§ Provided records

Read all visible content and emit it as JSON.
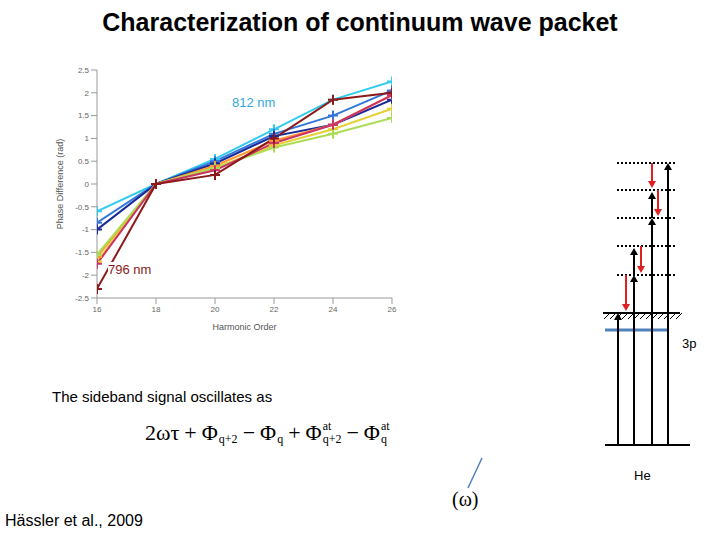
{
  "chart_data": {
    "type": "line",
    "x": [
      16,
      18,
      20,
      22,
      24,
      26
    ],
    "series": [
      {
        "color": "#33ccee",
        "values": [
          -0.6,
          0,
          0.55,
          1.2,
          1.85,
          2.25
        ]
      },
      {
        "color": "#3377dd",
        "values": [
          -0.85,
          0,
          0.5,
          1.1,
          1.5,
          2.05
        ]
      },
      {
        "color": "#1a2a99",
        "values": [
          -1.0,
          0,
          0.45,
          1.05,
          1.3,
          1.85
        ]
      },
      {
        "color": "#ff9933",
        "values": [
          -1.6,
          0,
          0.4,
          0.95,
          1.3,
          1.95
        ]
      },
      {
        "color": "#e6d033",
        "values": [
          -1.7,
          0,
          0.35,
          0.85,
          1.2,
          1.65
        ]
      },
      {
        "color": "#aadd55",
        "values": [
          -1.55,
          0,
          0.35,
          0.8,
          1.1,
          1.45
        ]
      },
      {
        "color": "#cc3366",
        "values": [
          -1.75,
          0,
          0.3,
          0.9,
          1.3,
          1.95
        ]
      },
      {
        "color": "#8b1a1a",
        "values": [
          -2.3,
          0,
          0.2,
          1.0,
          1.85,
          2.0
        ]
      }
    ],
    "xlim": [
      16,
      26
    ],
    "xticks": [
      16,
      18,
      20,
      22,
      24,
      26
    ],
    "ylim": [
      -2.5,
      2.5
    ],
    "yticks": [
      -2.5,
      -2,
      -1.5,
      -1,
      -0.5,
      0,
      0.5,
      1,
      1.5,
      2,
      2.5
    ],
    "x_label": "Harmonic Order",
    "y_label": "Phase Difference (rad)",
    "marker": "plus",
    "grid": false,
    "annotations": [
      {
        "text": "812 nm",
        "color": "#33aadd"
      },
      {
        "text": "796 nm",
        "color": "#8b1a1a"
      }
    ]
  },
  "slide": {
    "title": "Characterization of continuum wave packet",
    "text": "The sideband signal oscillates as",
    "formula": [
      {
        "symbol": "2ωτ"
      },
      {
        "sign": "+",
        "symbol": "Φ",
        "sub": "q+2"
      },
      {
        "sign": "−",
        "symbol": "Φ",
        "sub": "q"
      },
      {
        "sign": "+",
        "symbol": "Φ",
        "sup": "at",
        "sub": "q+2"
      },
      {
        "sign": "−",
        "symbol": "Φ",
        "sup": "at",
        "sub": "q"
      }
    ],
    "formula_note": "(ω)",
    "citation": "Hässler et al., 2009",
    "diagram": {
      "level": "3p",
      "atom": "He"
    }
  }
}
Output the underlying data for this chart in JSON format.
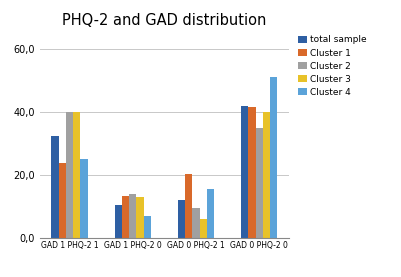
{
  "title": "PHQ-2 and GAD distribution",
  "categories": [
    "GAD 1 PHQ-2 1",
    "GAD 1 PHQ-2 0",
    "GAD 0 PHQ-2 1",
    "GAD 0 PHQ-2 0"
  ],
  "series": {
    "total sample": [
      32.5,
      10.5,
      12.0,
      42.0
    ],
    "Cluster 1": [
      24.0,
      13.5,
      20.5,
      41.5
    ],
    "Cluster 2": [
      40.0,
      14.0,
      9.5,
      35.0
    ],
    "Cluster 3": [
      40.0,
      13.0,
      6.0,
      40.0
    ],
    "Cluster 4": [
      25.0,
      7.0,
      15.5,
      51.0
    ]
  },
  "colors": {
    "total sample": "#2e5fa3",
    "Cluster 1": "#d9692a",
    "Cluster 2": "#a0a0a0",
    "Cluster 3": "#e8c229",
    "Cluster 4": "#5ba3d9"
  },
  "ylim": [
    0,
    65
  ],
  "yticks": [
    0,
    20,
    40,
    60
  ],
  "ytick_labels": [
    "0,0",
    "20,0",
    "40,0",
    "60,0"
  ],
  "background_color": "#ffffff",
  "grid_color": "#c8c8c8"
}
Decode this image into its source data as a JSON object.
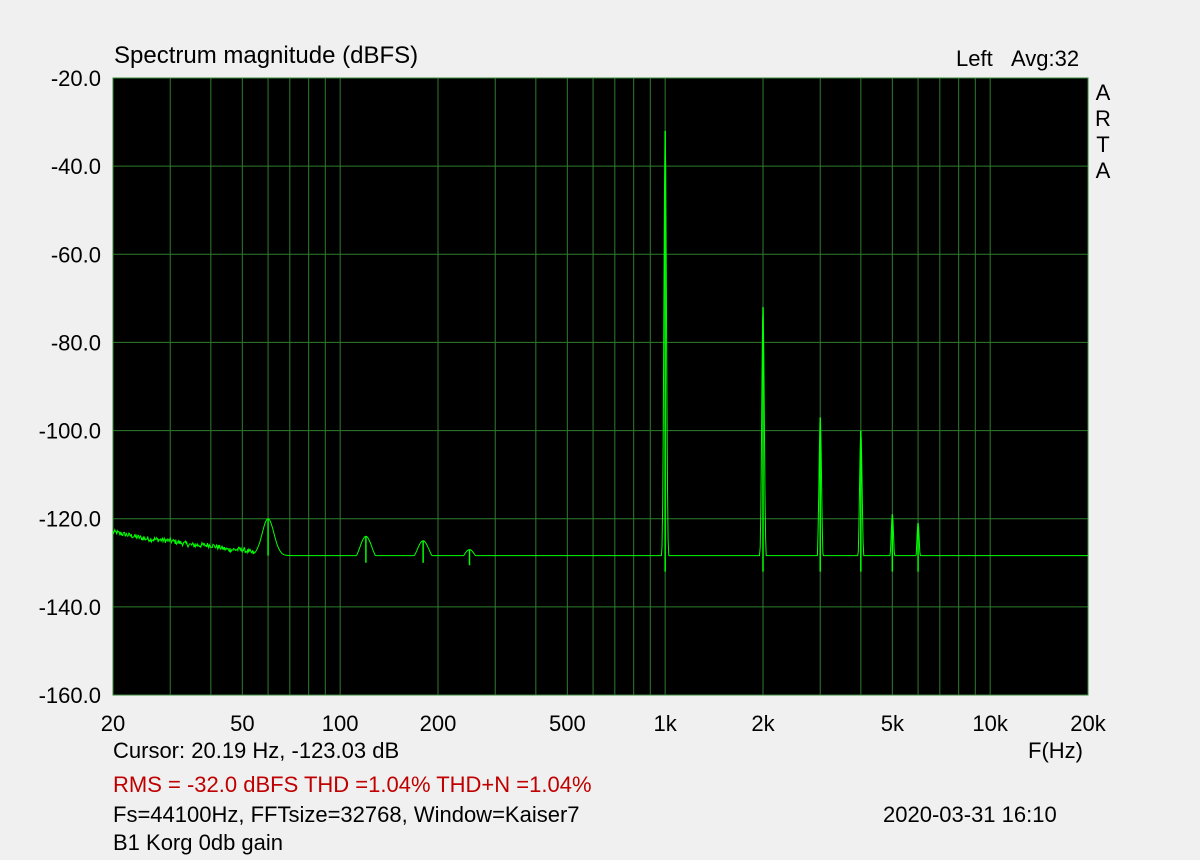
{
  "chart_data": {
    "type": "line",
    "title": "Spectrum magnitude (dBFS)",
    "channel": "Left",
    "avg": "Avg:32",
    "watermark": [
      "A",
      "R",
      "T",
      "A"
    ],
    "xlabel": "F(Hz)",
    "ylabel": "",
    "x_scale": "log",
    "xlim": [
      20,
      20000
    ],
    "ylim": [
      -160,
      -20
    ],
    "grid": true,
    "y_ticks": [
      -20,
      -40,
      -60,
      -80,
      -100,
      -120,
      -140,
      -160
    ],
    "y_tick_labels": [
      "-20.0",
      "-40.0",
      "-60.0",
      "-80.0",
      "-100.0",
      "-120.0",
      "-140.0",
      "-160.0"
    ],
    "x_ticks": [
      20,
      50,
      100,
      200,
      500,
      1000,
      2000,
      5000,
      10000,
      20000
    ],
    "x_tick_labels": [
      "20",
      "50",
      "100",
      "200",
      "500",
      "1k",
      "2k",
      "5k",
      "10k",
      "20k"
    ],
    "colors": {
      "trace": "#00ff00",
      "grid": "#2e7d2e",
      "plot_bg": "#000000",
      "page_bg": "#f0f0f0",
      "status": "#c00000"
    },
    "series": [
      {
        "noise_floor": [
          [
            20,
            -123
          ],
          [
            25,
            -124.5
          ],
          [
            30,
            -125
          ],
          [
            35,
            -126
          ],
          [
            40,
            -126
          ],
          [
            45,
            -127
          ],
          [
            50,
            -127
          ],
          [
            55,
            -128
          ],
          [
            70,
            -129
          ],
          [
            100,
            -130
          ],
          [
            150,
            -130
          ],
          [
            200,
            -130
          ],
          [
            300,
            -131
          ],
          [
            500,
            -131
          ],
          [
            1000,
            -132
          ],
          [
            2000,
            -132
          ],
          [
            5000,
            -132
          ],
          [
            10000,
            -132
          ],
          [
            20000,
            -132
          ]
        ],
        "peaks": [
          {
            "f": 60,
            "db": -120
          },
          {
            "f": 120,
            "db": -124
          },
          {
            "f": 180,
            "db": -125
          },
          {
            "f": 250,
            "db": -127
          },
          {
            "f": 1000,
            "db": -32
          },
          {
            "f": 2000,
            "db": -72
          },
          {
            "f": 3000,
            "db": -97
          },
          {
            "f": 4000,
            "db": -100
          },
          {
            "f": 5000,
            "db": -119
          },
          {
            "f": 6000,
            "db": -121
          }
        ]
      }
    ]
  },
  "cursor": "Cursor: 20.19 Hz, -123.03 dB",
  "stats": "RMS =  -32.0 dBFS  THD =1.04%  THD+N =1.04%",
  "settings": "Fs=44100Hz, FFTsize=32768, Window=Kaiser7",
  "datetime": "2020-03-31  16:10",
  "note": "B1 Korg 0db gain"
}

§ Set exercise
Above are the records; reproduce them exactly and leave out the pictures.

§ Finished answer
Read all visible content and emit it as JSON.
{
  "chart_data": {
    "type": "line",
    "x": [
      16,
      18,
      20,
      22,
      24,
      26
    ],
    "series": [
      {
        "color": "#33ccee",
        "values": [
          -0.6,
          0,
          0.55,
          1.2,
          1.85,
          2.25
        ]
      },
      {
        "color": "#3377dd",
        "values": [
          -0.85,
          0,
          0.5,
          1.1,
          1.5,
          2.05
        ]
      },
      {
        "color": "#1a2a99",
        "values": [
          -1.0,
          0,
          0.45,
          1.05,
          1.3,
          1.85
        ]
      },
      {
        "color": "#ff9933",
        "values": [
          -1.6,
          0,
          0.4,
          0.95,
          1.3,
          1.95
        ]
      },
      {
        "color": "#e6d033",
        "values": [
          -1.7,
          0,
          0.35,
          0.85,
          1.2,
          1.65
        ]
      },
      {
        "color": "#aadd55",
        "values": [
          -1.55,
          0,
          0.35,
          0.8,
          1.1,
          1.45
        ]
      },
      {
        "color": "#cc3366",
        "values": [
          -1.75,
          0,
          0.3,
          0.9,
          1.3,
          1.95
        ]
      },
      {
        "color": "#8b1a1a",
        "values": [
          -2.3,
          0,
          0.2,
          1.0,
          1.85,
          2.0
        ]
      }
    ],
    "xlim": [
      16,
      26
    ],
    "xticks": [
      16,
      18,
      20,
      22,
      24,
      26
    ],
    "ylim": [
      -2.5,
      2.5
    ],
    "yticks": [
      -2.5,
      -2,
      -1.5,
      -1,
      -0.5,
      0,
      0.5,
      1,
      1.5,
      2,
      2.5
    ],
    "x_label": "Harmonic Order",
    "y_label": "Phase Difference (rad)",
    "marker": "plus",
    "grid": false,
    "annotations": [
      {
        "text": "812 nm",
        "color": "#33aadd"
      },
      {
        "text": "796 nm",
        "color": "#8b1a1a"
      }
    ]
  },
  "slide": {
    "title": "Characterization of continuum wave packet",
    "text": "The sideband signal oscillates as",
    "formula": [
      {
        "symbol": "2ωτ"
      },
      {
        "sign": "+",
        "symbol": "Φ",
        "sub": "q+2"
      },
      {
        "sign": "−",
        "symbol": "Φ",
        "sub": "q"
      },
      {
        "sign": "+",
        "symbol": "Φ",
        "sup": "at",
        "sub": "q+2"
      },
      {
        "sign": "−",
        "symbol": "Φ",
        "sup": "at",
        "sub": "q"
      }
    ],
    "formula_note": "(ω)",
    "citation": "Hässler et al., 2009",
    "diagram": {
      "level": "3p",
      "atom": "He"
    }
  }
}
Output the underlying data for this chart in JSON format.
{
  "title": "PHQ-2 and GAD distribution",
  "categories": [
    "GAD 1 PHQ-2 1",
    "GAD 1 PHQ-2 0",
    "GAD 0 PHQ-2 1",
    "GAD 0 PHQ-2 0"
  ],
  "series": {
    "total sample": [
      32.5,
      10.5,
      12.0,
      42.0
    ],
    "Cluster 1": [
      24.0,
      13.5,
      20.5,
      41.5
    ],
    "Cluster 2": [
      40.0,
      14.0,
      9.5,
      35.0
    ],
    "Cluster 3": [
      40.0,
      13.0,
      6.0,
      40.0
    ],
    "Cluster 4": [
      25.0,
      7.0,
      15.5,
      51.0
    ]
  },
  "colors": {
    "total sample": "#2e5fa3",
    "Cluster 1": "#d9692a",
    "Cluster 2": "#a0a0a0",
    "Cluster 3": "#e8c229",
    "Cluster 4": "#5ba3d9"
  },
  "ylim": [
    0,
    65
  ],
  "yticks": [
    0,
    20,
    40,
    60
  ],
  "ytick_labels": [
    "0,0",
    "20,0",
    "40,0",
    "60,0"
  ],
  "background_color": "#ffffff",
  "grid_color": "#c8c8c8"
}
Decode this image into its source data as a JSON object.
{
  "chart_data": {
    "type": "line",
    "title": "Spectrum magnitude (dBFS)",
    "channel": "Left",
    "avg": "Avg:32",
    "watermark": [
      "A",
      "R",
      "T",
      "A"
    ],
    "xlabel": "F(Hz)",
    "ylabel": "",
    "x_scale": "log",
    "xlim": [
      20,
      20000
    ],
    "ylim": [
      -160,
      -20
    ],
    "grid": true,
    "y_ticks": [
      -20,
      -40,
      -60,
      -80,
      -100,
      -120,
      -140,
      -160
    ],
    "y_tick_labels": [
      "-20.0",
      "-40.0",
      "-60.0",
      "-80.0",
      "-100.0",
      "-120.0",
      "-140.0",
      "-160.0"
    ],
    "x_ticks": [
      20,
      50,
      100,
      200,
      500,
      1000,
      2000,
      5000,
      10000,
      20000
    ],
    "x_tick_labels": [
      "20",
      "50",
      "100",
      "200",
      "500",
      "1k",
      "2k",
      "5k",
      "10k",
      "20k"
    ],
    "colors": {
      "trace": "#00ff00",
      "grid": "#2e7d2e",
      "plot_bg": "#000000",
      "page_bg": "#f0f0f0",
      "status": "#c00000"
    },
    "series": [
      {
        "noise_floor": [
          [
            20,
            -123
          ],
          [
            25,
            -124.5
          ],
          [
            30,
            -125
          ],
          [
            35,
            -126
          ],
          [
            40,
            -126
          ],
          [
            45,
            -127
          ],
          [
            50,
            -127
          ],
          [
            55,
            -128
          ],
          [
            70,
            -129
          ],
          [
            100,
            -130
          ],
          [
            150,
            -130
          ],
          [
            200,
            -130
          ],
          [
            300,
            -131
          ],
          [
            500,
            -131
          ],
          [
            1000,
            -132
          ],
          [
            2000,
            -132
          ],
          [
            5000,
            -132
          ],
          [
            10000,
            -132
          ],
          [
            20000,
            -132
          ]
        ],
        "peaks": [
          {
            "f": 60,
            "db": -120
          },
          {
            "f": 120,
            "db": -124
          },
          {
            "f": 180,
            "db": -125
          },
          {
            "f": 250,
            "db": -127
          },
          {
            "f": 1000,
            "db": -32
          },
          {
            "f": 2000,
            "db": -72
          },
          {
            "f": 3000,
            "db": -97
          },
          {
            "f": 4000,
            "db": -100
          },
          {
            "f": 5000,
            "db": -119
          },
          {
            "f": 6000,
            "db": -121
          }
        ]
      }
    ]
  },
  "cursor": "Cursor: 20.19 Hz, -123.03 dB",
  "stats": "RMS =  -32.0 dBFS  THD =1.04%  THD+N =1.04%",
  "settings": "Fs=44100Hz, FFTsize=32768, Window=Kaiser7",
  "datetime": "2020-03-31  16:10",
  "note": "B1 Korg 0db gain"
}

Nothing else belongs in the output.